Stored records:
# # # # # # #
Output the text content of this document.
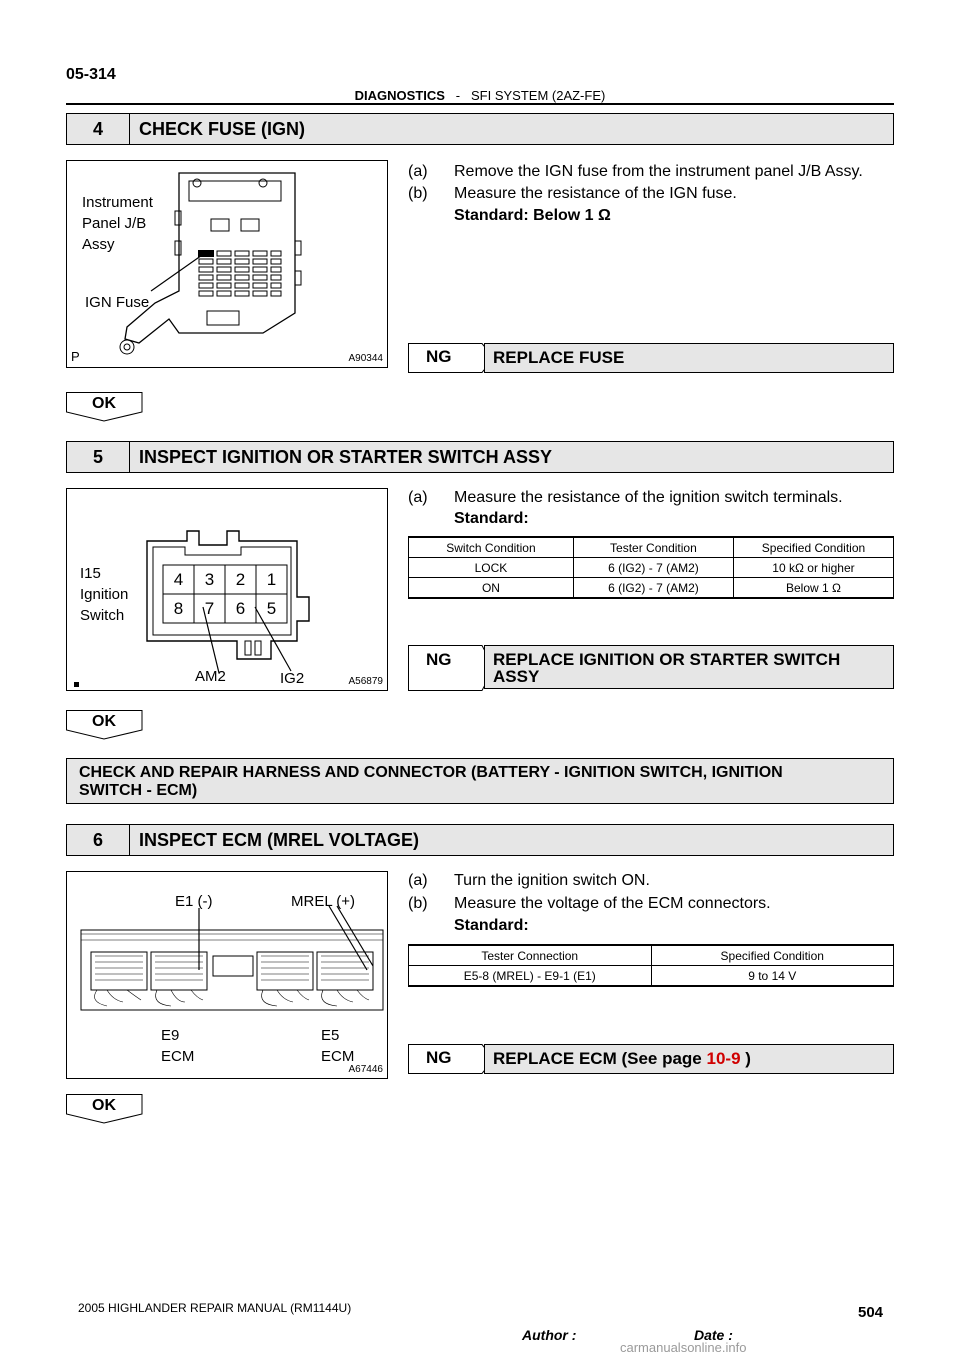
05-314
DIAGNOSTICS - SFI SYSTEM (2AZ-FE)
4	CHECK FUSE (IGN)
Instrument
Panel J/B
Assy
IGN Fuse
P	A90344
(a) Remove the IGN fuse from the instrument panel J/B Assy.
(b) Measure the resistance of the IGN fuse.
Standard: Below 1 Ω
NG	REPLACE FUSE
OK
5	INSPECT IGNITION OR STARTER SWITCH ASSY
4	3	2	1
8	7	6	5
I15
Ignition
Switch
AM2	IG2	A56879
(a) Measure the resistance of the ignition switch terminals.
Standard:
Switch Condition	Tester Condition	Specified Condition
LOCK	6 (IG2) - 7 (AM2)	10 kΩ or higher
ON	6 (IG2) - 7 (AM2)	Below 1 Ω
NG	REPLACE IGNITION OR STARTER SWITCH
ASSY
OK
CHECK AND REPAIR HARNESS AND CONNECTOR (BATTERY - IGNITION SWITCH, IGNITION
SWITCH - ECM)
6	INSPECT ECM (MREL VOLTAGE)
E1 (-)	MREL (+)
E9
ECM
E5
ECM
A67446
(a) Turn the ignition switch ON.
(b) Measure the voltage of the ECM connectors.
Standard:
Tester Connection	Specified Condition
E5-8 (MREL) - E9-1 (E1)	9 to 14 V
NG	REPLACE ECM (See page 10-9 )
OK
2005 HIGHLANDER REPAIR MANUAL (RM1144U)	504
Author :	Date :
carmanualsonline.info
# # # # # # #
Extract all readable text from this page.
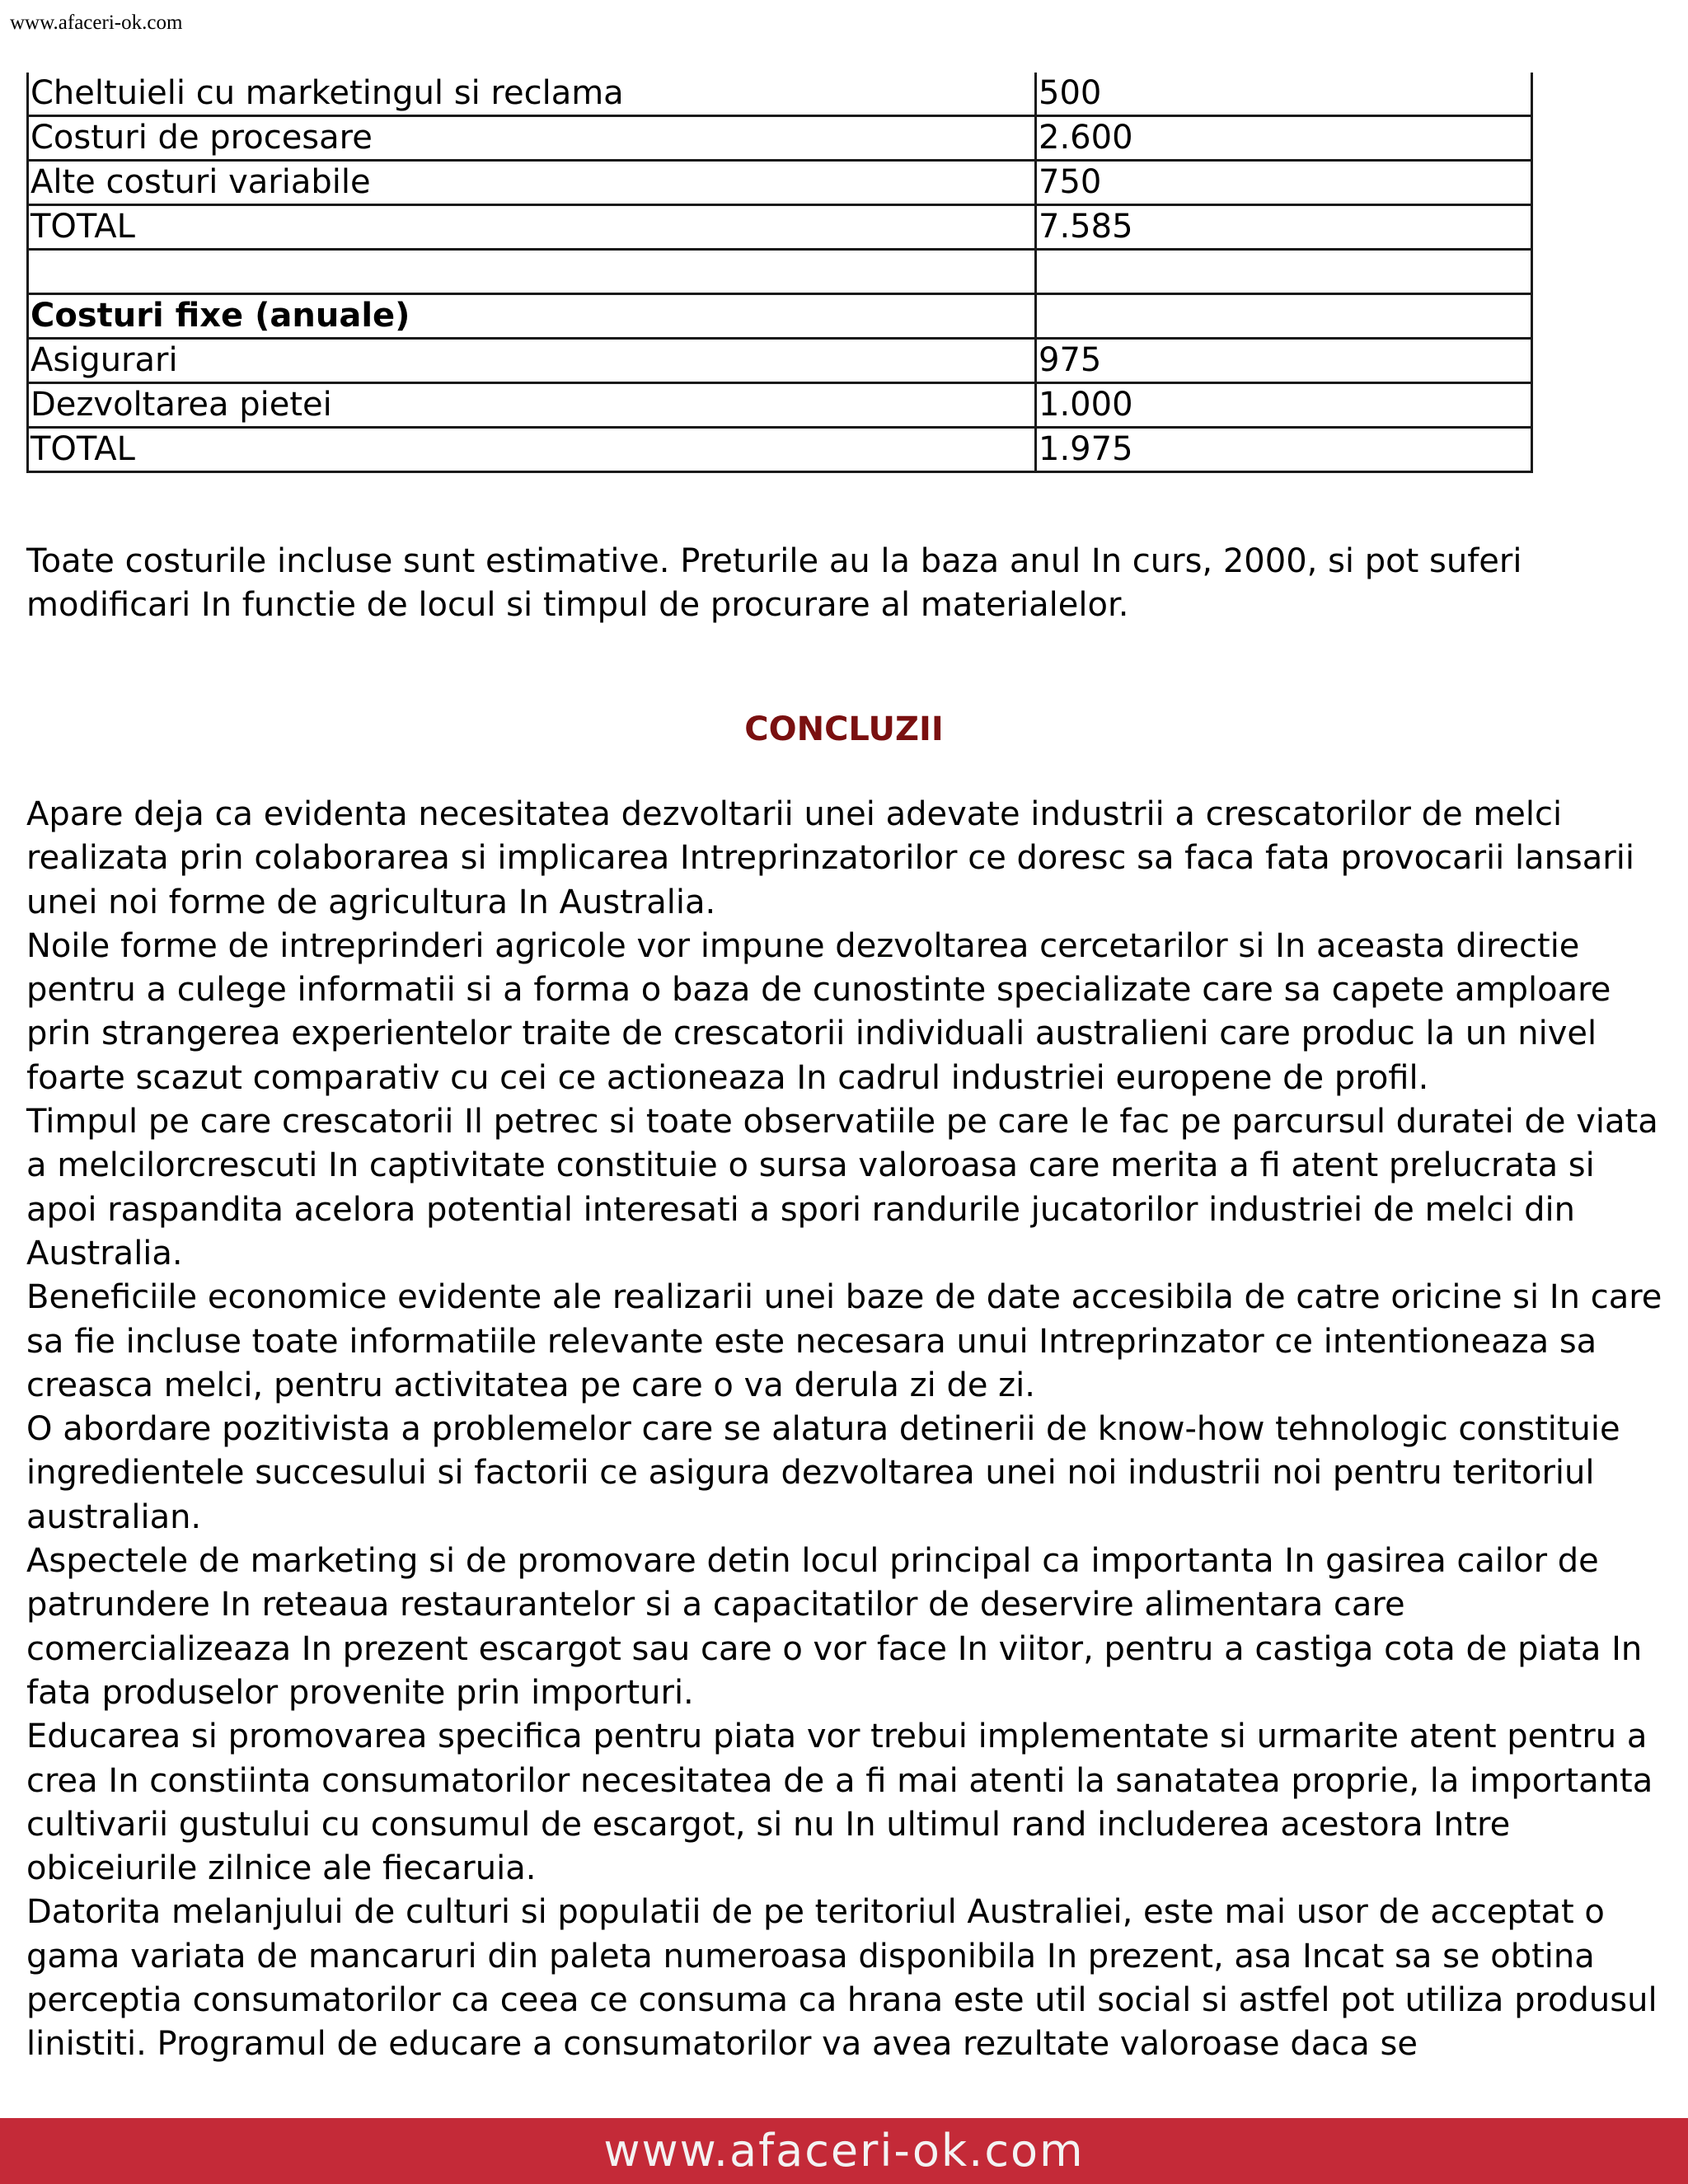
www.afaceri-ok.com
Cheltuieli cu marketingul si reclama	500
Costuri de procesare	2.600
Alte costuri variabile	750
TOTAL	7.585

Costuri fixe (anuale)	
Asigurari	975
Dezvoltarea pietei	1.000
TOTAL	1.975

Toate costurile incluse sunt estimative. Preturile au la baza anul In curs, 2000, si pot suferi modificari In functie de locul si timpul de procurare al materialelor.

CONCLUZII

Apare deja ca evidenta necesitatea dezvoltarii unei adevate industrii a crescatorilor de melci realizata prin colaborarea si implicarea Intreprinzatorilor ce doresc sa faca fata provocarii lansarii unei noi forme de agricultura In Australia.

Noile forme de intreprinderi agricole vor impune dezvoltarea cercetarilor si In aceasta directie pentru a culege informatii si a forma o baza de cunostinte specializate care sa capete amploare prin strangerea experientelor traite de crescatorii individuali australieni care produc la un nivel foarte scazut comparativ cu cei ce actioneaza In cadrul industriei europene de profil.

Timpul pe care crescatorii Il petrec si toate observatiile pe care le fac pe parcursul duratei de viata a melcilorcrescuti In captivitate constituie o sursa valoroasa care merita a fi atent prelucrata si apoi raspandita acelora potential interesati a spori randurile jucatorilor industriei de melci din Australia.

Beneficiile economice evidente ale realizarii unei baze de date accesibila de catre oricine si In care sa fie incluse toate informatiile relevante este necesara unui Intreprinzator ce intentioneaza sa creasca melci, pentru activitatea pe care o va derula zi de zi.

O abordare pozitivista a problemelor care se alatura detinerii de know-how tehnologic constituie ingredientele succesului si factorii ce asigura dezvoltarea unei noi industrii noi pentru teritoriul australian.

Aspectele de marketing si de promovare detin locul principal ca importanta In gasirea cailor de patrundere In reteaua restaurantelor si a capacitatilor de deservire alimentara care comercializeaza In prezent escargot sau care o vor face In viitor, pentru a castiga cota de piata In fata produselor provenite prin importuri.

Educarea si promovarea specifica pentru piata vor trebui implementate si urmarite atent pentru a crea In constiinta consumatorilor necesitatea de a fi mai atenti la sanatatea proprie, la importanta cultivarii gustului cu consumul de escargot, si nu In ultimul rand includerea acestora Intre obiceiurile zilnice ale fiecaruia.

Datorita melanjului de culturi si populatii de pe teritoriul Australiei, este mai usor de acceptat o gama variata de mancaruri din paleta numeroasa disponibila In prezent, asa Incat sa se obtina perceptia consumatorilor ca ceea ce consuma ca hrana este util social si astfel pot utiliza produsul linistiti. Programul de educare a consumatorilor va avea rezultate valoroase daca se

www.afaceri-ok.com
# # # # # # #
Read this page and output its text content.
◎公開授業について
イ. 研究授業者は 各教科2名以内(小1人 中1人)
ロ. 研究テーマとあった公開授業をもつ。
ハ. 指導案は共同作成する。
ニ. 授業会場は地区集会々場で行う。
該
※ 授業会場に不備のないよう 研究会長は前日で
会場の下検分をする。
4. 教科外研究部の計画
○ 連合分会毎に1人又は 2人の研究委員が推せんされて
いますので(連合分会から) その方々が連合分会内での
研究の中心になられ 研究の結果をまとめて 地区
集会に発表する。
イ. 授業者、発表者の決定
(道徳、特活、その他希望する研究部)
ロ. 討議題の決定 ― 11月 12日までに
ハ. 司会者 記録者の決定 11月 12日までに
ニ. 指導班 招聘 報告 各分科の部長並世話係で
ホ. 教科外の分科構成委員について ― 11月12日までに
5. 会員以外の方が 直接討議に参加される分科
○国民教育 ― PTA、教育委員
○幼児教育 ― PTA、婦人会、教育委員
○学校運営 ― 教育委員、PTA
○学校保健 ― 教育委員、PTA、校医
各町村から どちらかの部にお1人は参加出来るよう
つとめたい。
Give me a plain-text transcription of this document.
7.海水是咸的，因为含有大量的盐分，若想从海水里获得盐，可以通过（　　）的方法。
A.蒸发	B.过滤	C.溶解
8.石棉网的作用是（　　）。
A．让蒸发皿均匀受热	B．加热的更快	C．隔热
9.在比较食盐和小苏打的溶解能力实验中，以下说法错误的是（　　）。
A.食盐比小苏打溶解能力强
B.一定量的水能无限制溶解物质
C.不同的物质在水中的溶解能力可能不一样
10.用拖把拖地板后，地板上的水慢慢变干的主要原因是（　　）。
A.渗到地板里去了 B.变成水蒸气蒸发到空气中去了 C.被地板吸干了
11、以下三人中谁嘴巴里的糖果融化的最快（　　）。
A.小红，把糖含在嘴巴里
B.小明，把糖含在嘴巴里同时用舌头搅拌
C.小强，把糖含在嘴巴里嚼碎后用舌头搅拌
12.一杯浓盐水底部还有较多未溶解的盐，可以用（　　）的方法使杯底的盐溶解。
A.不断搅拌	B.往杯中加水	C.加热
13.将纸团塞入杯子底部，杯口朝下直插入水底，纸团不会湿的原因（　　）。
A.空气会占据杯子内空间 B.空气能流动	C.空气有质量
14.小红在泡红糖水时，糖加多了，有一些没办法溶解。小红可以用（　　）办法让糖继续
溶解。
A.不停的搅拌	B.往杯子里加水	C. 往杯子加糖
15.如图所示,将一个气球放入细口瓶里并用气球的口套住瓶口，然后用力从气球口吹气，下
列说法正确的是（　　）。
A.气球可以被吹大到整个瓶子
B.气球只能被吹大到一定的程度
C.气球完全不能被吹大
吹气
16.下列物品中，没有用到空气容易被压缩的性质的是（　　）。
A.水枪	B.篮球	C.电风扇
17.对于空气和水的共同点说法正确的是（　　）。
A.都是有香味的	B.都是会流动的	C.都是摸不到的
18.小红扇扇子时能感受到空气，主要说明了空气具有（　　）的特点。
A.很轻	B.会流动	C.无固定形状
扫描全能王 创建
# # # # # # #
Task description: List each line in the listing that contains the string "Specified".

The reply:
Switch Condition	Tester Condition	Specified Condition
Tester Connection	Specified Condition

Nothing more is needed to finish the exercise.